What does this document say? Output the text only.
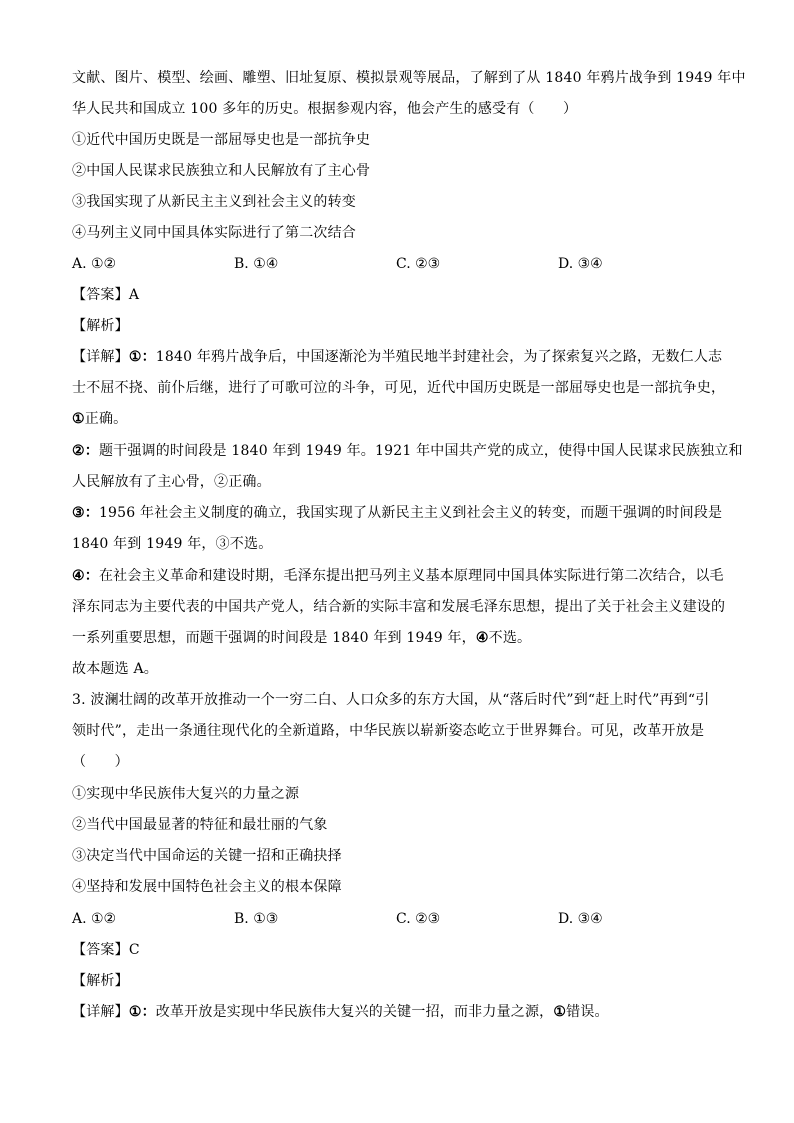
文献、图片、模型、绘画、雕塑、旧址复原、模拟景观等展品，了解到了从 1840 年鸦片战争到 1949 年中
华人民共和国成立 100 多年的历史。根据参观内容，他会产生的感受有（　　）
①近代中国历史既是一部屈辱史也是一部抗争史
②中国人民谋求民族独立和人民解放有了主心骨
③我国实现了从新民主主义到社会主义的转变
④马列主义同中国具体实际进行了第二次结合
A. ①②	B. ①④	C. ②③	D. ③④
【答案】A
【解析】
【详解】①：1840 年鸦片战争后，中国逐渐沦为半殖民地半封建社会，为了探索复兴之路，无数仁人志
士不屈不挠、前仆后继，进行了可歌可泣的斗争，可见，近代中国历史既是一部屈辱史也是一部抗争史，
①正确。
②：题干强调的时间段是 1840 年到 1949 年。1921 年中国共产党的成立，使得中国人民谋求民族独立和
人民解放有了主心骨，②正确。
③：1956 年社会主义制度的确立，我国实现了从新民主主义到社会主义的转变，而题干强调的时间段是
1840 年到 1949 年，③不选。
④：在社会主义革命和建设时期，毛泽东提出把马列主义基本原理同中国具体实际进行第二次结合，以毛
泽东同志为主要代表的中国共产党人，结合新的实际丰富和发展毛泽东思想，提出了关于社会主义建设的
一系列重要思想，而题干强调的时间段是 1840 年到 1949 年，④不选。
故本题选 A。
3. 波澜壮阔的改革开放推动一个一穷二白、人口众多的东方大国，从“落后时代”到“赶上时代”再到“引
领时代”，走出一条通往现代化的全新道路，中华民族以崭新姿态屹立于世界舞台。可见，改革开放是
（　　）
①实现中华民族伟大复兴的力量之源
②当代中国最显著的特征和最壮丽的气象
③决定当代中国命运的关键一招和正确抉择
④坚持和发展中国特色社会主义的根本保障
A. ①②	B. ①③	C. ②③	D. ③④
【答案】C
【解析】
【详解】①：改革开放是实现中华民族伟大复兴的关键一招，而非力量之源，①错误。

++++

Job
Quote the material word for word, dropping any images it holds.

Output of the task
What does this document say? Output the text only.
文献、图片、模型、绘画、雕塑、旧址复原、模拟景观等展品，了解到了从 1840 年鸦片战争到 1949 年中
华人民共和国成立 100 多年的历史。根据参观内容，他会产生的感受有（　　）
①近代中国历史既是一部屈辱史也是一部抗争史
②中国人民谋求民族独立和人民解放有了主心骨
③我国实现了从新民主主义到社会主义的转变
④马列主义同中国具体实际进行了第二次结合
A. ①②	B. ①④	C. ②③	D. ③④
【答案】A
【解析】
【详解】①：1840 年鸦片战争后，中国逐渐沦为半殖民地半封建社会，为了探索复兴之路，无数仁人志
士不屈不挠、前仆后继，进行了可歌可泣的斗争，可见，近代中国历史既是一部屈辱史也是一部抗争史，
①正确。
②：题干强调的时间段是 1840 年到 1949 年。1921 年中国共产党的成立，使得中国人民谋求民族独立和
人民解放有了主心骨，②正确。
③：1956 年社会主义制度的确立，我国实现了从新民主主义到社会主义的转变，而题干强调的时间段是
1840 年到 1949 年，③不选。
④：在社会主义革命和建设时期，毛泽东提出把马列主义基本原理同中国具体实际进行第二次结合，以毛
泽东同志为主要代表的中国共产党人，结合新的实际丰富和发展毛泽东思想，提出了关于社会主义建设的
一系列重要思想，而题干强调的时间段是 1840 年到 1949 年，④不选。
故本题选 A。
3. 波澜壮阔的改革开放推动一个一穷二白、人口众多的东方大国，从“落后时代”到“赶上时代”再到“引
领时代”，走出一条通往现代化的全新道路，中华民族以崭新姿态屹立于世界舞台。可见，改革开放是
（　　）
①实现中华民族伟大复兴的力量之源
②当代中国最显著的特征和最壮丽的气象
③决定当代中国命运的关键一招和正确抉择
④坚持和发展中国特色社会主义的根本保障
A. ①②	B. ①③	C. ②③	D. ③④
【答案】C
【解析】
【详解】①：改革开放是实现中华民族伟大复兴的关键一招，而非力量之源，①错误。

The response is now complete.